**Task details**: Using the material that follows, identify and copy each line with the string "shoot".

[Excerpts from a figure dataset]

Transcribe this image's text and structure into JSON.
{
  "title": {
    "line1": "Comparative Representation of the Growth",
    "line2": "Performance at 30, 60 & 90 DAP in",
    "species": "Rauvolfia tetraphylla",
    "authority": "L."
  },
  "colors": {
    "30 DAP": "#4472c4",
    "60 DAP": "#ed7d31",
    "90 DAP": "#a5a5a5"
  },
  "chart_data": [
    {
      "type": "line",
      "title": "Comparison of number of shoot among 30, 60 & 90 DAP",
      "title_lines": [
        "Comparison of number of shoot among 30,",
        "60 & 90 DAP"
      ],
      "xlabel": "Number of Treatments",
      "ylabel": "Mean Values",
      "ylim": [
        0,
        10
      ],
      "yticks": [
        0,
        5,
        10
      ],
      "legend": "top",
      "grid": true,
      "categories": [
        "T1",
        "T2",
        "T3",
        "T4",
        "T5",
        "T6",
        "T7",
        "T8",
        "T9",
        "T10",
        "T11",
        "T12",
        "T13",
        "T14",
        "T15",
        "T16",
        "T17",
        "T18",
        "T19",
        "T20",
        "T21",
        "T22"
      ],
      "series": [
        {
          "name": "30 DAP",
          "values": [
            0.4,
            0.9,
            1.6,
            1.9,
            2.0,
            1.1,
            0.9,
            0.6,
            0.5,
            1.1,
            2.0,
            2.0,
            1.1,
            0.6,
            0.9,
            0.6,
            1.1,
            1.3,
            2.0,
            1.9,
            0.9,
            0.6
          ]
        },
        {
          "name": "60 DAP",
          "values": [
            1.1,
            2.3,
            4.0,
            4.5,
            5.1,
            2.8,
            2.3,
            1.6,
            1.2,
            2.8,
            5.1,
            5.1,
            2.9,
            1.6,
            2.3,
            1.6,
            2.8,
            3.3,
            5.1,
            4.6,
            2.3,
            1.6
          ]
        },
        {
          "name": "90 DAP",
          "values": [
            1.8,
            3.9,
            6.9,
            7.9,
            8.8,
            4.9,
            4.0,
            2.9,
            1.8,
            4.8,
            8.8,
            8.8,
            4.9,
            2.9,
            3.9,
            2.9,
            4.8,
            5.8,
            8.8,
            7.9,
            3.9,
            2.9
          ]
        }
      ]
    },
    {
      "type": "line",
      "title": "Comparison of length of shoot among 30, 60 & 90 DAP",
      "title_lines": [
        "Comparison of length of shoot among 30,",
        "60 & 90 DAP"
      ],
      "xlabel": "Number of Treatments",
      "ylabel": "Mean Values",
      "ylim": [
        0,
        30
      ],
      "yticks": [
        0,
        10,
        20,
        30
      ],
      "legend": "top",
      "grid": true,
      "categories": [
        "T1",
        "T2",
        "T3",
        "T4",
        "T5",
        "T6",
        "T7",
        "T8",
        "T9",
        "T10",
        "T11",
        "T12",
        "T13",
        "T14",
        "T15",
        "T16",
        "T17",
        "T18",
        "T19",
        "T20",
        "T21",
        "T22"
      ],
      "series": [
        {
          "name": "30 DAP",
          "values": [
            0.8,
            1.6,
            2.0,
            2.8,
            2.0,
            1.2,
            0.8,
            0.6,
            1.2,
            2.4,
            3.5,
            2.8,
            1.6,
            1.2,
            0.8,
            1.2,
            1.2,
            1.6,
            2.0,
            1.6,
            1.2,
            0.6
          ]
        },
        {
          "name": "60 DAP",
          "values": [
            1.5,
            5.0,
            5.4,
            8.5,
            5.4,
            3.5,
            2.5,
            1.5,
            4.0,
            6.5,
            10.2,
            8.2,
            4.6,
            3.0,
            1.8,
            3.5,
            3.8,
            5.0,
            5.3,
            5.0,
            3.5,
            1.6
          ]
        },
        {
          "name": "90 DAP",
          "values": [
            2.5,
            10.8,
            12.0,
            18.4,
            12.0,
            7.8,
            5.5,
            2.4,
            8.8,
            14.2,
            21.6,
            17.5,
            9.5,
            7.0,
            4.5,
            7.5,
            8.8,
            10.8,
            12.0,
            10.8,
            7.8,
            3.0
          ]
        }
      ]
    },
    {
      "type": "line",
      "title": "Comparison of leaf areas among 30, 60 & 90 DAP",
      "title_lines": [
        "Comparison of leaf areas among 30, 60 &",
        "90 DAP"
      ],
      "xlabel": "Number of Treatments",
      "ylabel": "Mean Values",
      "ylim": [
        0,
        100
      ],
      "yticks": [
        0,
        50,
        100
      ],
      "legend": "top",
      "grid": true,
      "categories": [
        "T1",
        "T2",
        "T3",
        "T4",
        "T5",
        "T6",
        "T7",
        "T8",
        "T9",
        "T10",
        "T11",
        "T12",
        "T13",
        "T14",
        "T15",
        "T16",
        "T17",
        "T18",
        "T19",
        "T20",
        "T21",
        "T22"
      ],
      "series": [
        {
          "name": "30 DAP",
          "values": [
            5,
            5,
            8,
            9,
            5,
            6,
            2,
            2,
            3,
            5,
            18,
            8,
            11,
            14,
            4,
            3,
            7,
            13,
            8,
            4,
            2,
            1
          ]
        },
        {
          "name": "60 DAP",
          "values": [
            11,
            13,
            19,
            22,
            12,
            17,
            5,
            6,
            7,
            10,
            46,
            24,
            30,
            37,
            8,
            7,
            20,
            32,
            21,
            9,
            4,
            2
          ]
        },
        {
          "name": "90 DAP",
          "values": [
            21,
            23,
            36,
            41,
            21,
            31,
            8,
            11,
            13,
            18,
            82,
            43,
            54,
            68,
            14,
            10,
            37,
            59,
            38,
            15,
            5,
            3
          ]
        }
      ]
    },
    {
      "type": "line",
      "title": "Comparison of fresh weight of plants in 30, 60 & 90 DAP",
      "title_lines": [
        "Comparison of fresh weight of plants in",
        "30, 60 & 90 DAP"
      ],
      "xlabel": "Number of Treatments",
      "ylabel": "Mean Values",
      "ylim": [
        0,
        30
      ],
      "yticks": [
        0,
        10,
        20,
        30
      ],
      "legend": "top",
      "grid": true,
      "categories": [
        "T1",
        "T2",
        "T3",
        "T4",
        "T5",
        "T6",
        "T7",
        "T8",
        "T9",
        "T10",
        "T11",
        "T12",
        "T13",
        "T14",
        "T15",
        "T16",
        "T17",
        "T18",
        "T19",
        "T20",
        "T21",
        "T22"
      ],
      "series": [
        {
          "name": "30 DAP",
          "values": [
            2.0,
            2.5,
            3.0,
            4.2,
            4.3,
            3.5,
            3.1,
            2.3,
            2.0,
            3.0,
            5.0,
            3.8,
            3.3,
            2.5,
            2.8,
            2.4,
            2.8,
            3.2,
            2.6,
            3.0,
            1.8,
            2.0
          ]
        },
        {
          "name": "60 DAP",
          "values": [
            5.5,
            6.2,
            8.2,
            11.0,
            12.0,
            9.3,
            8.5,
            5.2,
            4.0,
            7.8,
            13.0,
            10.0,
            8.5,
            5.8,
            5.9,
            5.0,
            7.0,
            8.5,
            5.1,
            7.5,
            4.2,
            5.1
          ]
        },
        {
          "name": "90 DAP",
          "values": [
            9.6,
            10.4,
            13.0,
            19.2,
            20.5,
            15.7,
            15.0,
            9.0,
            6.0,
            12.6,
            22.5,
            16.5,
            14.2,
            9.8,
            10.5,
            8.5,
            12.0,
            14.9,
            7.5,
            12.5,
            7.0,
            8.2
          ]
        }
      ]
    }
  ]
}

**The solution**:
      "title": "Comparison of number of shoot among 30, 60 & 90 DAP",
        "Comparison of number of shoot among 30,",
      "title": "Comparison of length of shoot among 30, 60 & 90 DAP",
        "Comparison of length of shoot among 30,",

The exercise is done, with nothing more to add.